▶

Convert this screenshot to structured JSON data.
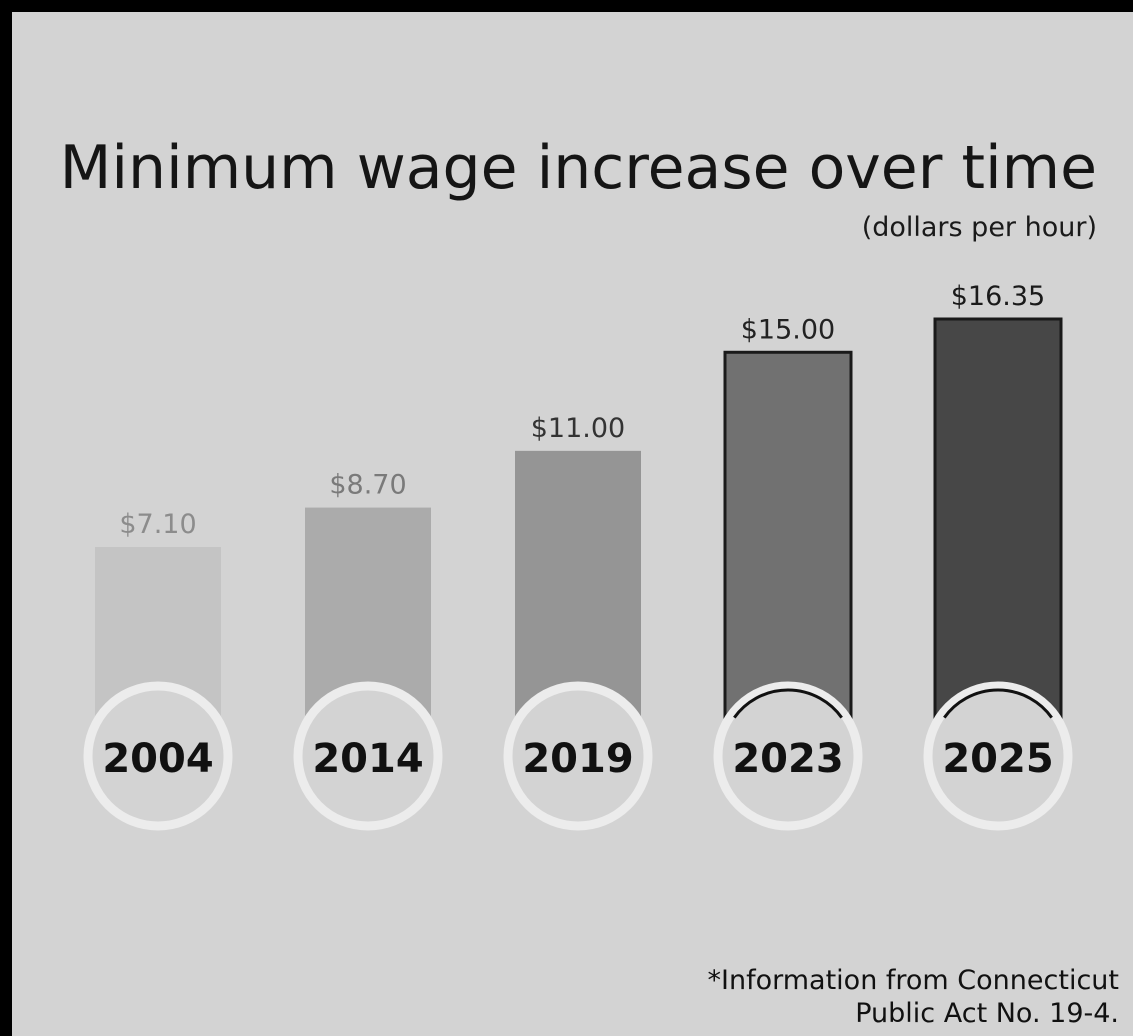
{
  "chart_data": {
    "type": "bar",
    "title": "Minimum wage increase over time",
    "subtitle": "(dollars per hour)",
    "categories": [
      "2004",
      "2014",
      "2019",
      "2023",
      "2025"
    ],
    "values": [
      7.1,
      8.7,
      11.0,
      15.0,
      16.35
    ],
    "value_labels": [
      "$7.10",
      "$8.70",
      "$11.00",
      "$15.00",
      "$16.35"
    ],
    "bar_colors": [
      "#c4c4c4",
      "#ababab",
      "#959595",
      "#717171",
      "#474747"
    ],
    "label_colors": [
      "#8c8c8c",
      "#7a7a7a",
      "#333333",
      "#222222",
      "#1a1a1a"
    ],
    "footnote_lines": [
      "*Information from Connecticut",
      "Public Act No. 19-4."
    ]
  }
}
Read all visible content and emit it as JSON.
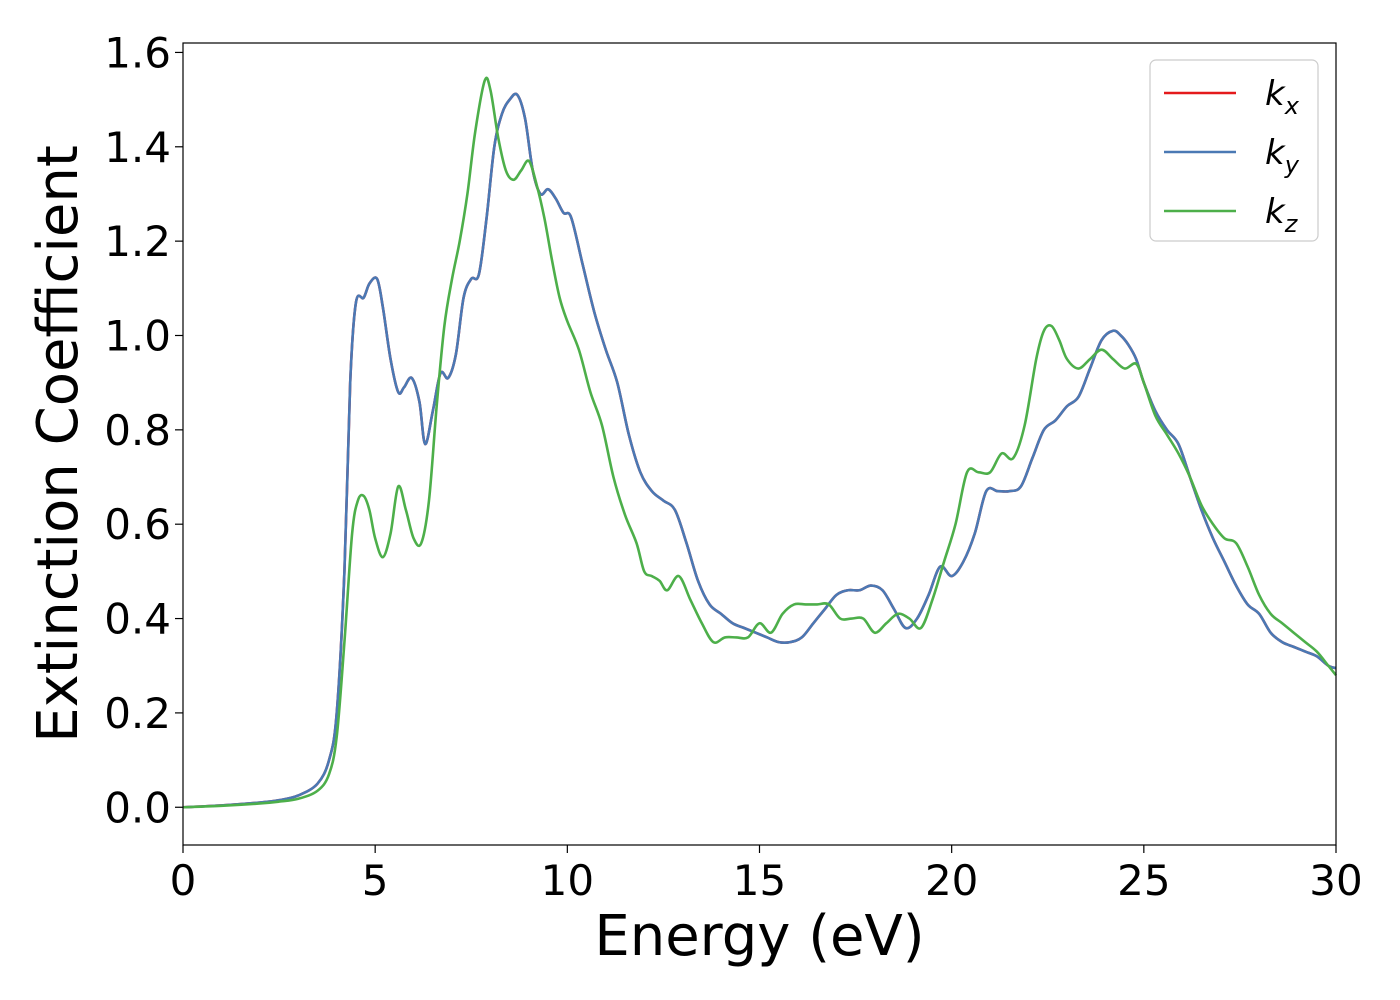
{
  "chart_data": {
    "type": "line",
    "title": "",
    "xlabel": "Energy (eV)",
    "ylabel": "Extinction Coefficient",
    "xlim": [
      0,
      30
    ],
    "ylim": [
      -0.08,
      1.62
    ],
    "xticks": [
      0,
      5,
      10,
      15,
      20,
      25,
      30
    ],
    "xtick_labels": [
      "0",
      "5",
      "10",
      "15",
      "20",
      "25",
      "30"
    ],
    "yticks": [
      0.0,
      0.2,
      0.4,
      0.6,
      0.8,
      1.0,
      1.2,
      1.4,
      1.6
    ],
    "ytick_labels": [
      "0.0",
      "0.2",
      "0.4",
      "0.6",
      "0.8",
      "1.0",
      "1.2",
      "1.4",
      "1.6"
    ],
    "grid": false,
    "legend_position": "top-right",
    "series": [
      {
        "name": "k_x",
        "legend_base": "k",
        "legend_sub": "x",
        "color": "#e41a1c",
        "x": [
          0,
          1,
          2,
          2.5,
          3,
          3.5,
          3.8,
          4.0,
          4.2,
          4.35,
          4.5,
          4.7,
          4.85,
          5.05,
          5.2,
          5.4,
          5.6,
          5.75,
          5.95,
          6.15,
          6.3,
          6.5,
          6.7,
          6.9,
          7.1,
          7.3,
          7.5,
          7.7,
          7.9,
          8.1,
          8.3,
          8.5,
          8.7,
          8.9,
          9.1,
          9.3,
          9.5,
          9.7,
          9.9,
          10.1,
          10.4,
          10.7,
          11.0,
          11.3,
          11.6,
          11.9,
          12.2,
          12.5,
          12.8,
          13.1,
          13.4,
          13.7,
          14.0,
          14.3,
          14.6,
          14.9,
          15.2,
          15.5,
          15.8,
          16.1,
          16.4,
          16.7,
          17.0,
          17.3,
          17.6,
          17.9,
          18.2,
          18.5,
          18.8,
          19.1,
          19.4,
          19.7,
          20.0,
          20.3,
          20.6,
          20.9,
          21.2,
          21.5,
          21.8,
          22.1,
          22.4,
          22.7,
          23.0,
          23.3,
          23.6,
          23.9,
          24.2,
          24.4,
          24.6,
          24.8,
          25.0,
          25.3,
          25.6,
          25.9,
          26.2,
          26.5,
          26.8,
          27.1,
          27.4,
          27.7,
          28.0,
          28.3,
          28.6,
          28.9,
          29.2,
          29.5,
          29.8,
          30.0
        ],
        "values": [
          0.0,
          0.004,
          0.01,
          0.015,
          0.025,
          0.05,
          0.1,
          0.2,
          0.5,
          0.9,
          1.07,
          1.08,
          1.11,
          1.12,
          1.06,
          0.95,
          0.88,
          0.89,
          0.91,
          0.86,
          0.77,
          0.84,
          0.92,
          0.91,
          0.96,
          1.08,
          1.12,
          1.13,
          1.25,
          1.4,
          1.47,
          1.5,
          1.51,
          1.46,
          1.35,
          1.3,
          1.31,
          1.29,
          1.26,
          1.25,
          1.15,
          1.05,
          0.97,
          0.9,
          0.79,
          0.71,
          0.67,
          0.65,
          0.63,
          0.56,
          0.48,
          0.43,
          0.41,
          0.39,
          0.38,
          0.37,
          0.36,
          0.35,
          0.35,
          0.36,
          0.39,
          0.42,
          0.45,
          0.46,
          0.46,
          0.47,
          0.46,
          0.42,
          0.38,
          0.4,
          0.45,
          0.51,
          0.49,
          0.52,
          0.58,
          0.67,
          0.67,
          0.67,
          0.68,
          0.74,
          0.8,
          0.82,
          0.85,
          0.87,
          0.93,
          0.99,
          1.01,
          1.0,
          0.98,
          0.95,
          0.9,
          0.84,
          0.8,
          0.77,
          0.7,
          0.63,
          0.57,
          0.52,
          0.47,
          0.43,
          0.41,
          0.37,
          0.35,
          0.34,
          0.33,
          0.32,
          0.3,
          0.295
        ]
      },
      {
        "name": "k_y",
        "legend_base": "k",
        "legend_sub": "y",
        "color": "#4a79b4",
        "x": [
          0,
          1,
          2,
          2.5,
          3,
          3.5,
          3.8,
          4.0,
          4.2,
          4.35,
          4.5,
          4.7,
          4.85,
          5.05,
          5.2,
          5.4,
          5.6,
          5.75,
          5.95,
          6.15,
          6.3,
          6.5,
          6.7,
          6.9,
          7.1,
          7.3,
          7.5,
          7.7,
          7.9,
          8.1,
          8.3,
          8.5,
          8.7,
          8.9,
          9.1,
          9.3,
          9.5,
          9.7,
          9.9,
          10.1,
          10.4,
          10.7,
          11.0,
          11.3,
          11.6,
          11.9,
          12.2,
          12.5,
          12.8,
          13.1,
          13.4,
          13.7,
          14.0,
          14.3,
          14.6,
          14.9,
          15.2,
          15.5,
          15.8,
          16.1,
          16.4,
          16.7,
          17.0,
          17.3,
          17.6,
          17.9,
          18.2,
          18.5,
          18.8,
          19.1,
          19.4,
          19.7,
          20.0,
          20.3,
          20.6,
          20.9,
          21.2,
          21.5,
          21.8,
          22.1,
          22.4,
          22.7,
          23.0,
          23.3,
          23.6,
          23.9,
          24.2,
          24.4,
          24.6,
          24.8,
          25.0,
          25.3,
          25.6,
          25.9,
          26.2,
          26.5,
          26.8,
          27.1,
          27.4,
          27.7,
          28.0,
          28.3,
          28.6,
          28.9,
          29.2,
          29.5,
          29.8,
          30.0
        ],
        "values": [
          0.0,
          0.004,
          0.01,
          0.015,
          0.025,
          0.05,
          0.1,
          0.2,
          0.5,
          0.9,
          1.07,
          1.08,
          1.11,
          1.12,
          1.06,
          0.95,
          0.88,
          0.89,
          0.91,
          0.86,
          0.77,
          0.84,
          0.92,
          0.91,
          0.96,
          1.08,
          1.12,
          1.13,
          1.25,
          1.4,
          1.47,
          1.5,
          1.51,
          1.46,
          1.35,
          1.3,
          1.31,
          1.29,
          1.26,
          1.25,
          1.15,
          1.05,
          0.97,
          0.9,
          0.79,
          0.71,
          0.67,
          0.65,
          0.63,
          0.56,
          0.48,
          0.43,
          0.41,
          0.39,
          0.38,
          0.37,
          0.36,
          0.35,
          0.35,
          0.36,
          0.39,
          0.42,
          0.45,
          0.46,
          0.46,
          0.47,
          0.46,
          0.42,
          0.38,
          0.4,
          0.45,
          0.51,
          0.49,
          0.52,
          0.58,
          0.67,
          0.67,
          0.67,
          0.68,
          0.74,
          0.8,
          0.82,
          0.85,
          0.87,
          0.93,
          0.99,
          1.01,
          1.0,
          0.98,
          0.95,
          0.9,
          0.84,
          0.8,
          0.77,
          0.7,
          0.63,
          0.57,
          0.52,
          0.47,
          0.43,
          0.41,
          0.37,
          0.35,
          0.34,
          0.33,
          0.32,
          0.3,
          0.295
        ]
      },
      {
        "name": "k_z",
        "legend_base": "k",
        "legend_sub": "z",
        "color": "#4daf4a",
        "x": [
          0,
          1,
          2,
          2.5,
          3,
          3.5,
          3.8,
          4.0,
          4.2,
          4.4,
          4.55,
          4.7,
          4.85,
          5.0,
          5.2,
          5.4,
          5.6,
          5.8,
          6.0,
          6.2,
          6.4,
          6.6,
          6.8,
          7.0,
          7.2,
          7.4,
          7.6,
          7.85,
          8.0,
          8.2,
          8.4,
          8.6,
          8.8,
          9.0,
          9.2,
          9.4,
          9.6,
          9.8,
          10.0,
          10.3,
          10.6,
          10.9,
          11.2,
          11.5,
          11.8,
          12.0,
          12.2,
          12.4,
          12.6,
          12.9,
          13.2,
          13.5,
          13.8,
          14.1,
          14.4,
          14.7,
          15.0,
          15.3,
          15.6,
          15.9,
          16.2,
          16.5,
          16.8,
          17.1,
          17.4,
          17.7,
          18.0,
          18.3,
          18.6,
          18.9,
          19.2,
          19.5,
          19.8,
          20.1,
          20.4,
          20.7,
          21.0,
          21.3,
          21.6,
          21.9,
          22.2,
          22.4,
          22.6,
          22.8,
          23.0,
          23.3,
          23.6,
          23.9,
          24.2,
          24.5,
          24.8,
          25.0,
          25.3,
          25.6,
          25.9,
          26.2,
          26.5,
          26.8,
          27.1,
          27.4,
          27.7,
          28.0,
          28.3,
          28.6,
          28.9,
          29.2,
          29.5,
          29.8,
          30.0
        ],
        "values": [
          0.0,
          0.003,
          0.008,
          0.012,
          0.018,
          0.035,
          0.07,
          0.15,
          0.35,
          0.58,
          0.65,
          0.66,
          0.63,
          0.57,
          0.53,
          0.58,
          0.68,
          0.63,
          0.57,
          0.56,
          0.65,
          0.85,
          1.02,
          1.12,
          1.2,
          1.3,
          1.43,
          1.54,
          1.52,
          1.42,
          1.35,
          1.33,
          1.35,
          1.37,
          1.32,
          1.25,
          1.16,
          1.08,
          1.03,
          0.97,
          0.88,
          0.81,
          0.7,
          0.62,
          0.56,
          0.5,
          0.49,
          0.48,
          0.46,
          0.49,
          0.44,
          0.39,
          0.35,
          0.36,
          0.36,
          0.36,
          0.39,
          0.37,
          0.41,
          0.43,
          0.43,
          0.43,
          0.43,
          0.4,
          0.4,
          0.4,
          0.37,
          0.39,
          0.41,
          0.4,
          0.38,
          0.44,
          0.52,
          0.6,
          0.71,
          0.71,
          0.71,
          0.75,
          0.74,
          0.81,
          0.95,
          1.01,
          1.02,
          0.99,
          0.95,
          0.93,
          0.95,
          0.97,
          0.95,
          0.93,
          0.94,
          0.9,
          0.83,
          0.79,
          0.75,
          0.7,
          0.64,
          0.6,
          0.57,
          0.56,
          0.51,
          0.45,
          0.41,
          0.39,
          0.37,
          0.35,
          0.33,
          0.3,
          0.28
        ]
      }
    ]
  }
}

◀

■ **REQUIREMENT**: Go through the data and gather every line that holds "JSON".

■ **SOLUTION TO THE PROBLEM**:
Convert this screenshot to structured JSON data.
Read all visible content and emit it as JSON.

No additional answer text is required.